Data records
• • •
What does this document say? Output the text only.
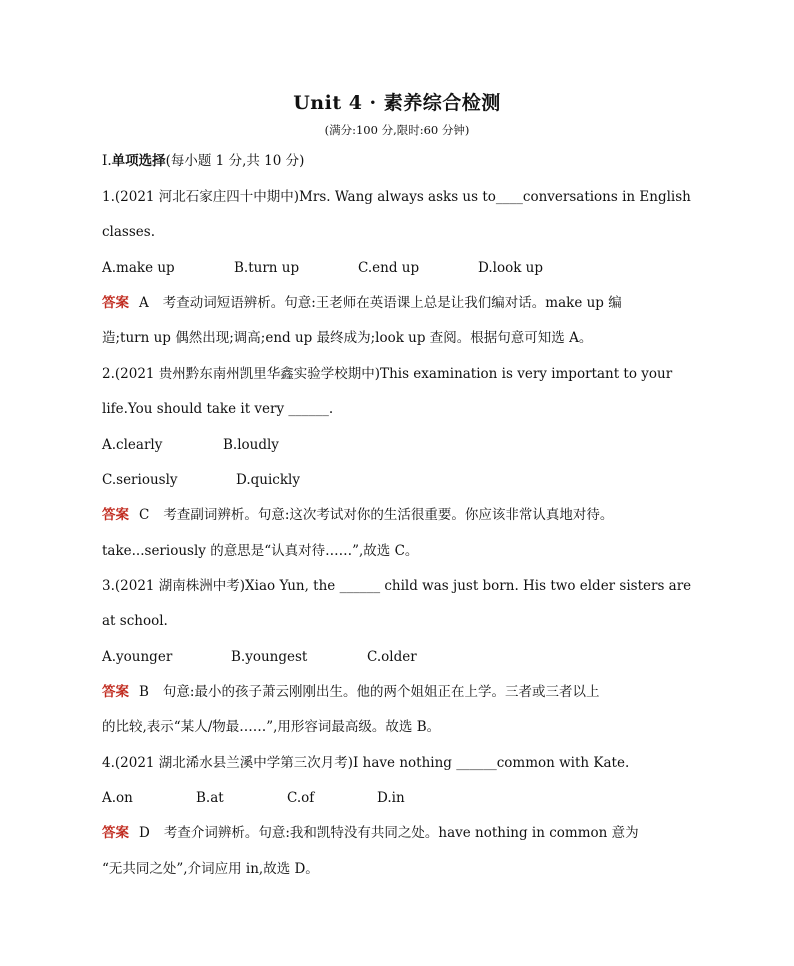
Unit 4 · 素养综合检测
(满分:100 分,限时:60 分钟)
Ⅰ.单项选择(每小题 1 分,共 10 分)
1.(2021 河北石家庄四十中期中)Mrs. Wang always asks us to____conversations in English
classes.
A.make up	B.turn up	C.end up	D.look up
答案 A 考查动词短语辨析。句意:王老师在英语课上总是让我们编对话。make up 编
造;turn up 偶然出现;调高;end up 最终成为;look up 查阅。根据句意可知选 A。
2.(2021 贵州黔东南州凯里华鑫实验学校期中)This examination is very important to your
life.You should take it very ______.
A.clearly	B.loudly
C.seriously	D.quickly
答案 C 考查副词辨析。句意:这次考试对你的生活很重要。你应该非常认真地对待。
take...seriously 的意思是“认真对待……”,故选 C。
3.(2021 湖南株洲中考)Xiao Yun, the ______ child was just born. His two elder sisters are
at school.
A.younger	B.youngest	C.older
答案 B 句意:最小的孩子萧云刚刚出生。他的两个姐姐正在上学。三者或三者以上
的比较,表示“某人/物最……”,用形容词最高级。故选 B。
4.(2021 湖北浠水县兰溪中学第三次月考)I have nothing ______common with Kate.
A.on	B.at	C.of	D.in
答案 D 考查介词辨析。句意:我和凯特没有共同之处。have nothing in common 意为
“无共同之处”,介词应用 in,故选 D。
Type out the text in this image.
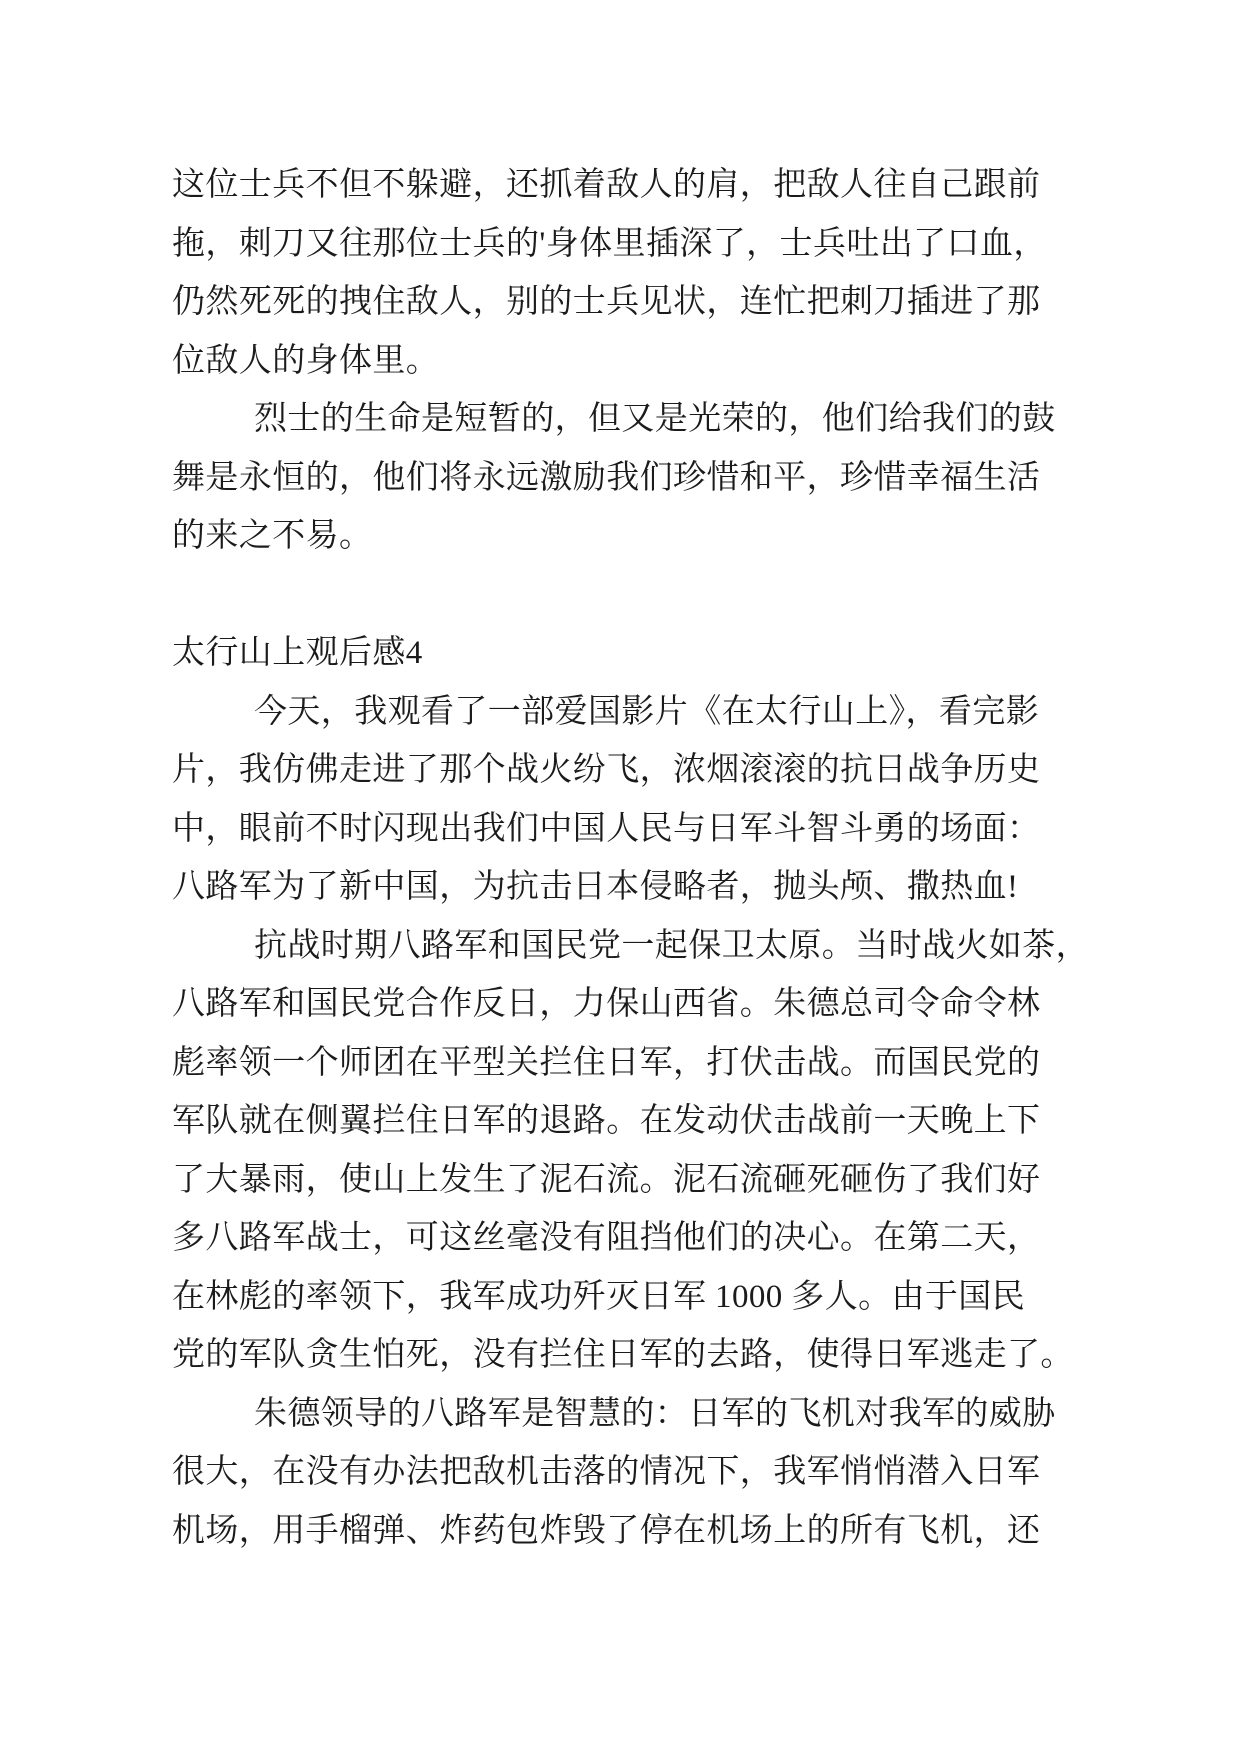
这位士兵不但不躲避，还抓着敌人的肩，把敌人往自己跟前
拖，刺刀又往那位士兵的'身体里插深了，士兵吐出了口血，
仍然死死的拽住敌人，别的士兵见状，连忙把刺刀插进了那
位敌人的身体里。
烈士的生命是短暂的，但又是光荣的，他们给我们的鼓
舞是永恒的，他们将永远激励我们珍惜和平，珍惜幸福生活
的来之不易。
太行山上观后感4
今天，我观看了一部爱国影片《在太行山上》，看完影
片，我仿佛走进了那个战火纷飞，浓烟滚滚的抗日战争历史
中，眼前不时闪现出我们中国人民与日军斗智斗勇的场面：
八路军为了新中国，为抗击日本侵略者，抛头颅、撒热血!
抗战时期八路军和国民党一起保卫太原。当时战火如茶，
八路军和国民党合作反日，力保山西省。朱德总司令命令林
彪率领一个师团在平型关拦住日军，打伏击战。而国民党的
军队就在侧翼拦住日军的退路。在发动伏击战前一天晚上下
了大暴雨，使山上发生了泥石流。泥石流砸死砸伤了我们好
多八路军战士，可这丝毫没有阻挡他们的决心。在第二天，
在林彪的率领下，我军成功歼灭日军 1000 多人。由于国民
党的军队贪生怕死，没有拦住日军的去路，使得日军逃走了。
朱德领导的八路军是智慧的：日军的飞机对我军的威胁
很大，在没有办法把敌机击落的情况下，我军悄悄潜入日军
机场，用手榴弹、炸药包炸毁了停在机场上的所有飞机，还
• • •
» **OBJECTIVE**
Determine how many lines in the records contain "text", and reply with the number only.

» **ANSWER**
2